(Dataset rows)

========================================================================

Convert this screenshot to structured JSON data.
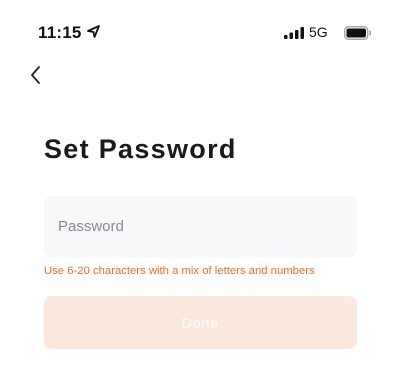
{
  "status_bar": {
    "time": "11:15",
    "network": "5G",
    "icons": [
      "location-arrow-icon",
      "signal-bars-icon",
      "battery-icon"
    ]
  },
  "nav": {
    "back_icon": "chevron-left-icon"
  },
  "page": {
    "title": "Set Password"
  },
  "form": {
    "password": {
      "value": "",
      "placeholder": "Password"
    },
    "hint": "Use 6-20 characters with a mix of letters and numbers",
    "done_label": "Done",
    "done_enabled": false
  },
  "colors": {
    "accent": "#f06a30",
    "button_disabled_bg": "#fde8de",
    "field_bg": "#f7f8fa",
    "title": "#1a1a1a"
  }
}
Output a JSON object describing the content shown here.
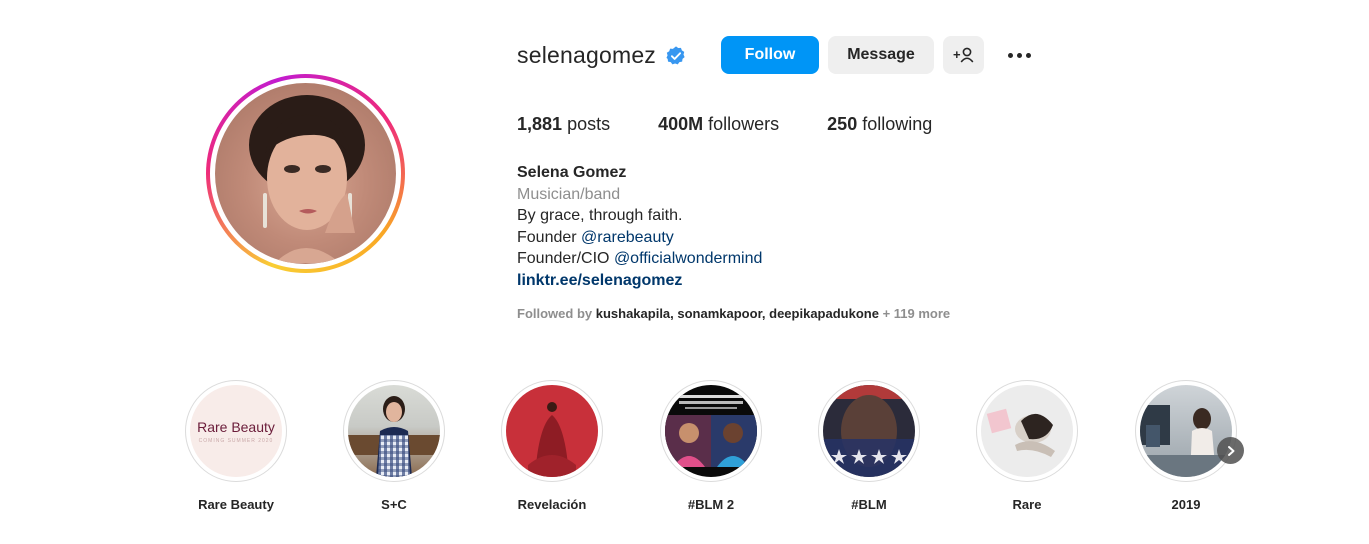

========================================================================

▶ EXERCISE DETAILS: Repeat the records above exactly, omitting every picture.

▶ CORRECT RESPONSE:
Convert this screenshot to structured JSON data.
{
  "status_bar": {
    "time": "11:15",
    "network": "5G",
    "icons": [
      "location-arrow-icon",
      "signal-bars-icon",
      "battery-icon"
    ]
  },
  "nav": {
    "back_icon": "chevron-left-icon"
  },
  "page": {
    "title": "Set Password"
  },
  "form": {
    "password": {
      "value": "",
      "placeholder": "Password"
    },
    "hint": "Use 6-20 characters with a mix of letters and numbers",
    "done_label": "Done",
    "done_enabled": false
  },
  "colors": {
    "accent": "#f06a30",
    "button_disabled_bg": "#fde8de",
    "field_bg": "#f7f8fa",
    "title": "#1a1a1a"
  }
}
Output a JSON object describing the content shown here.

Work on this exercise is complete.